**Data records**
-------

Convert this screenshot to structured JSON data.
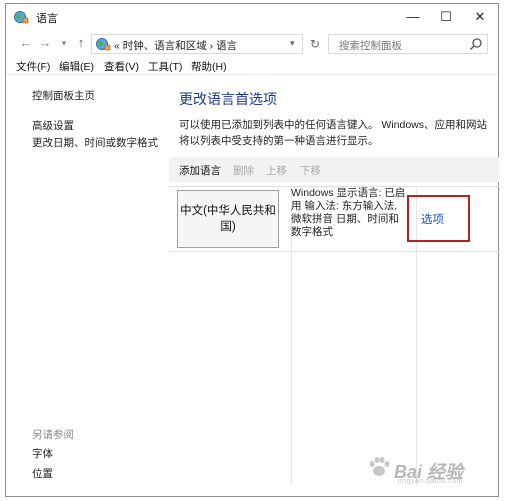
{
  "window": {
    "title": "语言",
    "controls": {
      "minimize": "—",
      "maximize": "☐",
      "close": "✕"
    }
  },
  "address_bar": {
    "back": "←",
    "forward": "→",
    "history_dropdown": "▾",
    "up": "↑",
    "path": "« 时钟、语言和区域 › 语言",
    "path_dropdown": "▾",
    "refresh": "↻",
    "search_placeholder": "搜索控制面板"
  },
  "menu": {
    "items": [
      "文件(F)",
      "编辑(E)",
      "查看(V)",
      "工具(T)",
      "帮助(H)"
    ]
  },
  "sidebar": {
    "home": "控制面板主页",
    "advanced": "高级设置",
    "datetime": "更改日期、时间或数字格式",
    "see_also": "另请参阅",
    "fonts": "字体",
    "location": "位置"
  },
  "main": {
    "heading": "更改语言首选项",
    "description": "可以使用已添加到列表中的任何语言键入。 Windows、应用和网站将以列表中受支持的第一种语言进行显示。",
    "toolbar": {
      "add": "添加语言",
      "remove": "删除",
      "move_up": "上移",
      "move_down": "下移"
    },
    "language": {
      "name": "中文(中华人民共和国)",
      "details": "Windows 显示语言: 已启用 输入法: 东方输入法, 微软拼音 日期、时间和数字格式",
      "options": "选项"
    }
  },
  "colors": {
    "heading": "#1e3a8a",
    "link": "#1a56c4",
    "highlight": "#b22222",
    "disabled": "#a8a8a8"
  },
  "watermark": {
    "text": "Bai 经验",
    "sub": "jingyan.baidu.com"
  }
}
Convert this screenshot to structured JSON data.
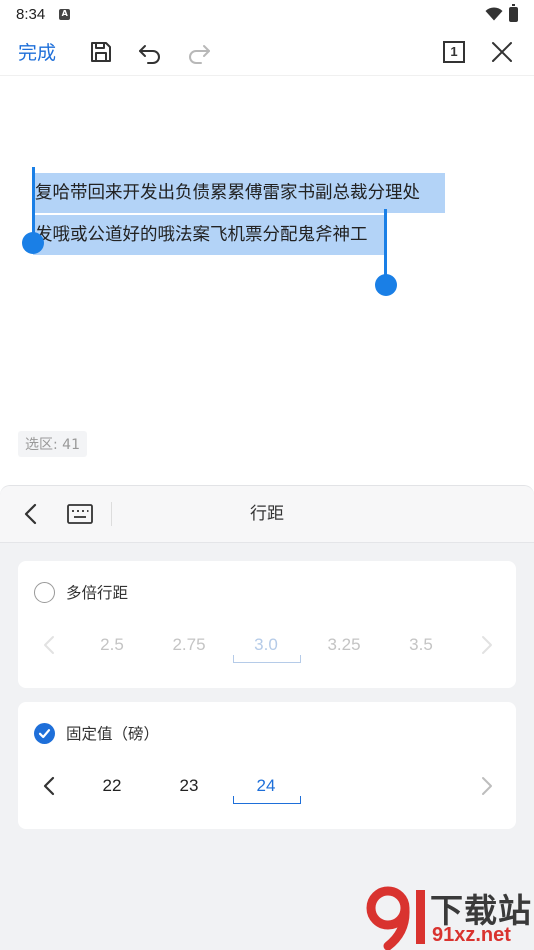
{
  "status_bar": {
    "time": "8:34",
    "notif_letter": "A"
  },
  "toolbar": {
    "done_label": "完成",
    "page_indicator": "1"
  },
  "editor": {
    "line1": "复哈带回来开发出负债累累傅雷家书副总裁分理处",
    "line2": "发哦或公道好的哦法案飞机票分配鬼斧神工",
    "selection_count": "选区: 41"
  },
  "panel": {
    "title": "行距",
    "multiple": {
      "label": "多倍行距",
      "checked": false,
      "values": [
        "2.5",
        "2.75",
        "3.0",
        "3.25",
        "3.5"
      ],
      "selected": "3.0"
    },
    "fixed": {
      "label": "固定值（磅）",
      "checked": true,
      "values": [
        "22",
        "23",
        "24"
      ],
      "selected": "24"
    }
  },
  "watermark": {
    "line1": "下载站",
    "line2": "91xz.net"
  },
  "colors": {
    "accent": "#1e6fd9",
    "selection": "#b3d3f7",
    "handle": "#1a7fe6",
    "watermark_red": "#d9332f"
  }
}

-------

**What to produce**
Leaving the pictures aside, transcribe the entire listing exactly.

**Completed task**
Convert this screenshot to structured JSON data.
{
  "window": {
    "title": "语言",
    "controls": {
      "minimize": "—",
      "maximize": "☐",
      "close": "✕"
    }
  },
  "address_bar": {
    "back": "←",
    "forward": "→",
    "history_dropdown": "▾",
    "up": "↑",
    "path": "« 时钟、语言和区域 › 语言",
    "path_dropdown": "▾",
    "refresh": "↻",
    "search_placeholder": "搜索控制面板"
  },
  "menu": {
    "items": [
      "文件(F)",
      "编辑(E)",
      "查看(V)",
      "工具(T)",
      "帮助(H)"
    ]
  },
  "sidebar": {
    "home": "控制面板主页",
    "advanced": "高级设置",
    "datetime": "更改日期、时间或数字格式",
    "see_also": "另请参阅",
    "fonts": "字体",
    "location": "位置"
  },
  "main": {
    "heading": "更改语言首选项",
    "description": "可以使用已添加到列表中的任何语言键入。 Windows、应用和网站将以列表中受支持的第一种语言进行显示。",
    "toolbar": {
      "add": "添加语言",
      "remove": "删除",
      "move_up": "上移",
      "move_down": "下移"
    },
    "language": {
      "name": "中文(中华人民共和国)",
      "details": "Windows 显示语言: 已启用 输入法: 东方输入法, 微软拼音 日期、时间和数字格式",
      "options": "选项"
    }
  },
  "colors": {
    "heading": "#1e3a8a",
    "link": "#1a56c4",
    "highlight": "#b22222",
    "disabled": "#a8a8a8"
  },
  "watermark": {
    "text": "Bai 经验",
    "sub": "jingyan.baidu.com"
  }
}
Convert this screenshot to structured JSON data.
{
  "status_bar": {
    "time": "8:34",
    "notif_letter": "A"
  },
  "toolbar": {
    "done_label": "完成",
    "page_indicator": "1"
  },
  "editor": {
    "line1": "复哈带回来开发出负债累累傅雷家书副总裁分理处",
    "line2": "发哦或公道好的哦法案飞机票分配鬼斧神工",
    "selection_count": "选区: 41"
  },
  "panel": {
    "title": "行距",
    "multiple": {
      "label": "多倍行距",
      "checked": false,
      "values": [
        "2.5",
        "2.75",
        "3.0",
        "3.25",
        "3.5"
      ],
      "selected": "3.0"
    },
    "fixed": {
      "label": "固定值（磅）",
      "checked": true,
      "values": [
        "22",
        "23",
        "24"
      ],
      "selected": "24"
    }
  },
  "watermark": {
    "line1": "下载站",
    "line2": "91xz.net"
  },
  "colors": {
    "accent": "#1e6fd9",
    "selection": "#b3d3f7",
    "handle": "#1a7fe6",
    "watermark_red": "#d9332f"
  }
}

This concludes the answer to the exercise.